[Given entries]
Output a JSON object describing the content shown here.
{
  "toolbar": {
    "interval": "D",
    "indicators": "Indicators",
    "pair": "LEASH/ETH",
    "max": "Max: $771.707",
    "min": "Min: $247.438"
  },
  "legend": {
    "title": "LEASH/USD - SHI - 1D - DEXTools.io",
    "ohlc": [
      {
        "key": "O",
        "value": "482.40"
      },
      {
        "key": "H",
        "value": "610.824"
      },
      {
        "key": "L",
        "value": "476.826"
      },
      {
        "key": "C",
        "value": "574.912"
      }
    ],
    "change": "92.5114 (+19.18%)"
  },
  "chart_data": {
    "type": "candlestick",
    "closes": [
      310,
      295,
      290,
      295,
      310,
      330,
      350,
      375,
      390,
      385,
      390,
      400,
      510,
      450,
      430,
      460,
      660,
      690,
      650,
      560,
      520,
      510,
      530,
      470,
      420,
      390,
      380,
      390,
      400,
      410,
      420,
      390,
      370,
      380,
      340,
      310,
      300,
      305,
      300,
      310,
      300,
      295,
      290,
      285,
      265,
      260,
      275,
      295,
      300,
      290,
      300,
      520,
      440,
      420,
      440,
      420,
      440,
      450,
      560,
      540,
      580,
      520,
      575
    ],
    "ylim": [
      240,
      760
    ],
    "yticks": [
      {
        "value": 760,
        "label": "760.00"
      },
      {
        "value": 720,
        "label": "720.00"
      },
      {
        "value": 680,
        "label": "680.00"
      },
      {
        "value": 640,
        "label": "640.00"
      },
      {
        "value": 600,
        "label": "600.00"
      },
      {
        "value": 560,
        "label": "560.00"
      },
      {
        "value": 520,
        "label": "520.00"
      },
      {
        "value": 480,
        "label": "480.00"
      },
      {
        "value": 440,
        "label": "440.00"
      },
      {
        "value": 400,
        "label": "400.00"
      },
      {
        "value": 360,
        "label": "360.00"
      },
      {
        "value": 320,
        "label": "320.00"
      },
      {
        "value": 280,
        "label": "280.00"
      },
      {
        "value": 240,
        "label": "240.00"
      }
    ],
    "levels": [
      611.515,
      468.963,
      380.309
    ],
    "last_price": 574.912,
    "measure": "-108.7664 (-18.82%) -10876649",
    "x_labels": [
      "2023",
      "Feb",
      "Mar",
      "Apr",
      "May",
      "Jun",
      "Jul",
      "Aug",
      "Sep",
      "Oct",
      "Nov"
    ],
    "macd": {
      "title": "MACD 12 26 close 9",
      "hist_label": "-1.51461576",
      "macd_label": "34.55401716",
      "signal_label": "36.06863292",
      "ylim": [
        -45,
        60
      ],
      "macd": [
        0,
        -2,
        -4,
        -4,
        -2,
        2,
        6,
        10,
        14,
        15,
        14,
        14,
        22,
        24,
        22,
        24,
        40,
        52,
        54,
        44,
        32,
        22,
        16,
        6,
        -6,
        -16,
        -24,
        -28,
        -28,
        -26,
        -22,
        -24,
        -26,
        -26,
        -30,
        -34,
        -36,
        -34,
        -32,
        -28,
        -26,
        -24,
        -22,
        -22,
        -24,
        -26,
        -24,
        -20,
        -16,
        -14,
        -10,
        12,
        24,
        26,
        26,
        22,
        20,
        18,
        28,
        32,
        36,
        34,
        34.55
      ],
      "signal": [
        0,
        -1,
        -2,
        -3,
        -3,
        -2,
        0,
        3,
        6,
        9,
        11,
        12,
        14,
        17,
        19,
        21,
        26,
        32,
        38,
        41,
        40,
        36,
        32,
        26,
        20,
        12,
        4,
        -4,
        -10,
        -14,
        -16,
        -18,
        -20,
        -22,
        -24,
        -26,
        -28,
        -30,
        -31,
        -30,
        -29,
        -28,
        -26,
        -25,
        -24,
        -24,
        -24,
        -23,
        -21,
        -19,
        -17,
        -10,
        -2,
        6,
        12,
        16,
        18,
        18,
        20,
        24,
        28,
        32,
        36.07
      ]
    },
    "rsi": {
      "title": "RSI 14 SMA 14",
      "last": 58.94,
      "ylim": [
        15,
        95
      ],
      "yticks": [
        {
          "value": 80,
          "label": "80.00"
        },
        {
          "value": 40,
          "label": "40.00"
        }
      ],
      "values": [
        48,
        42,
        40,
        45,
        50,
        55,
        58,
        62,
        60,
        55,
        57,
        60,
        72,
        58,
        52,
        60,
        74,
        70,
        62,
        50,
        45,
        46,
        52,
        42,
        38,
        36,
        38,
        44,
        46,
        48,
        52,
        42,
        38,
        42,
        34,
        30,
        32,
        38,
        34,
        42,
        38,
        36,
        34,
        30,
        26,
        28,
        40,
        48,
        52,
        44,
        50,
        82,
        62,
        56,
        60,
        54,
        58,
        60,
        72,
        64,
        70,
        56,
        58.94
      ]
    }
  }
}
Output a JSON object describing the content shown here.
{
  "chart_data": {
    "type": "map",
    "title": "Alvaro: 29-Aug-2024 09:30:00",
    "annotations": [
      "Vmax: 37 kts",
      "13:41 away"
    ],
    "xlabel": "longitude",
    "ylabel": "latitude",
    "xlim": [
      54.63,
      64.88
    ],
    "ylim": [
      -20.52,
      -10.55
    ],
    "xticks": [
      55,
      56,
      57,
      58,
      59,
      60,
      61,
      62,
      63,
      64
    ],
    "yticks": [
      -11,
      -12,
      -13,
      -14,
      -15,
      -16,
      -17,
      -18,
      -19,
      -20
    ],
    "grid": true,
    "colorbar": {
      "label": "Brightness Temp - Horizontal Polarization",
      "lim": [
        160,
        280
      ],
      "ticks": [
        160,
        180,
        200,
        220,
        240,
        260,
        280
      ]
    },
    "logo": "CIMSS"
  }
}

[Instructions to follow] Can you reproduce all the material exactly?

[The completed task]
Output a JSON object describing the content shown here.
{
  "toolbar": {
    "interval": "D",
    "indicators": "Indicators",
    "pair": "LEASH/ETH",
    "max": "Max: $771.707",
    "min": "Min: $247.438"
  },
  "legend": {
    "title": "LEASH/USD - SHI - 1D - DEXTools.io",
    "ohlc": [
      {
        "key": "O",
        "value": "482.40"
      },
      {
        "key": "H",
        "value": "610.824"
      },
      {
        "key": "L",
        "value": "476.826"
      },
      {
        "key": "C",
        "value": "574.912"
      }
    ],
    "change": "92.5114 (+19.18%)"
  },
  "chart_data": {
    "type": "candlestick",
    "closes": [
      310,
      295,
      290,
      295,
      310,
      330,
      350,
      375,
      390,
      385,
      390,
      400,
      510,
      450,
      430,
      460,
      660,
      690,
      650,
      560,
      520,
      510,
      530,
      470,
      420,
      390,
      380,
      390,
      400,
      410,
      420,
      390,
      370,
      380,
      340,
      310,
      300,
      305,
      300,
      310,
      300,
      295,
      290,
      285,
      265,
      260,
      275,
      295,
      300,
      290,
      300,
      520,
      440,
      420,
      440,
      420,
      440,
      450,
      560,
      540,
      580,
      520,
      575
    ],
    "ylim": [
      240,
      760
    ],
    "yticks": [
      {
        "value": 760,
        "label": "760.00"
      },
      {
        "value": 720,
        "label": "720.00"
      },
      {
        "value": 680,
        "label": "680.00"
      },
      {
        "value": 640,
        "label": "640.00"
      },
      {
        "value": 600,
        "label": "600.00"
      },
      {
        "value": 560,
        "label": "560.00"
      },
      {
        "value": 520,
        "label": "520.00"
      },
      {
        "value": 480,
        "label": "480.00"
      },
      {
        "value": 440,
        "label": "440.00"
      },
      {
        "value": 400,
        "label": "400.00"
      },
      {
        "value": 360,
        "label": "360.00"
      },
      {
        "value": 320,
        "label": "320.00"
      },
      {
        "value": 280,
        "label": "280.00"
      },
      {
        "value": 240,
        "label": "240.00"
      }
    ],
    "levels": [
      611.515,
      468.963,
      380.309
    ],
    "last_price": 574.912,
    "measure": "-108.7664 (-18.82%) -10876649",
    "x_labels": [
      "2023",
      "Feb",
      "Mar",
      "Apr",
      "May",
      "Jun",
      "Jul",
      "Aug",
      "Sep",
      "Oct",
      "Nov"
    ],
    "macd": {
      "title": "MACD 12 26 close 9",
      "hist_label": "-1.51461576",
      "macd_label": "34.55401716",
      "signal_label": "36.06863292",
      "ylim": [
        -45,
        60
      ],
      "macd": [
        0,
        -2,
        -4,
        -4,
        -2,
        2,
        6,
        10,
        14,
        15,
        14,
        14,
        22,
        24,
        22,
        24,
        40,
        52,
        54,
        44,
        32,
        22,
        16,
        6,
        -6,
        -16,
        -24,
        -28,
        -28,
        -26,
        -22,
        -24,
        -26,
        -26,
        -30,
        -34,
        -36,
        -34,
        -32,
        -28,
        -26,
        -24,
        -22,
        -22,
        -24,
        -26,
        -24,
        -20,
        -16,
        -14,
        -10,
        12,
        24,
        26,
        26,
        22,
        20,
        18,
        28,
        32,
        36,
        34,
        34.55
      ],
      "signal": [
        0,
        -1,
        -2,
        -3,
        -3,
        -2,
        0,
        3,
        6,
        9,
        11,
        12,
        14,
        17,
        19,
        21,
        26,
        32,
        38,
        41,
        40,
        36,
        32,
        26,
        20,
        12,
        4,
        -4,
        -10,
        -14,
        -16,
        -18,
        -20,
        -22,
        -24,
        -26,
        -28,
        -30,
        -31,
        -30,
        -29,
        -28,
        -26,
        -25,
        -24,
        -24,
        -24,
        -23,
        -21,
        -19,
        -17,
        -10,
        -2,
        6,
        12,
        16,
        18,
        18,
        20,
        24,
        28,
        32,
        36.07
      ]
    },
    "rsi": {
      "title": "RSI 14 SMA 14",
      "last": 58.94,
      "ylim": [
        15,
        95
      ],
      "yticks": [
        {
          "value": 80,
          "label": "80.00"
        },
        {
          "value": 40,
          "label": "40.00"
        }
      ],
      "values": [
        48,
        42,
        40,
        45,
        50,
        55,
        58,
        62,
        60,
        55,
        57,
        60,
        72,
        58,
        52,
        60,
        74,
        70,
        62,
        50,
        45,
        46,
        52,
        42,
        38,
        36,
        38,
        44,
        46,
        48,
        52,
        42,
        38,
        42,
        34,
        30,
        32,
        38,
        34,
        42,
        38,
        36,
        34,
        30,
        26,
        28,
        40,
        48,
        52,
        44,
        50,
        82,
        62,
        56,
        60,
        54,
        58,
        60,
        72,
        64,
        70,
        56,
        58.94
      ]
    }
  }
}
Output a JSON object describing the content shown here.
{
  "chart_data": {
    "type": "map",
    "title": "Alvaro: 29-Aug-2024 09:30:00",
    "annotations": [
      "Vmax: 37 kts",
      "13:41 away"
    ],
    "xlabel": "longitude",
    "ylabel": "latitude",
    "xlim": [
      54.63,
      64.88
    ],
    "ylim": [
      -20.52,
      -10.55
    ],
    "xticks": [
      55,
      56,
      57,
      58,
      59,
      60,
      61,
      62,
      63,
      64
    ],
    "yticks": [
      -11,
      -12,
      -13,
      -14,
      -15,
      -16,
      -17,
      -18,
      -19,
      -20
    ],
    "grid": true,
    "colorbar": {
      "label": "Brightness Temp - Horizontal Polarization",
      "lim": [
        160,
        280
      ],
      "ticks": [
        160,
        180,
        200,
        220,
        240,
        260,
        280
      ]
    },
    "logo": "CIMSS"
  }
}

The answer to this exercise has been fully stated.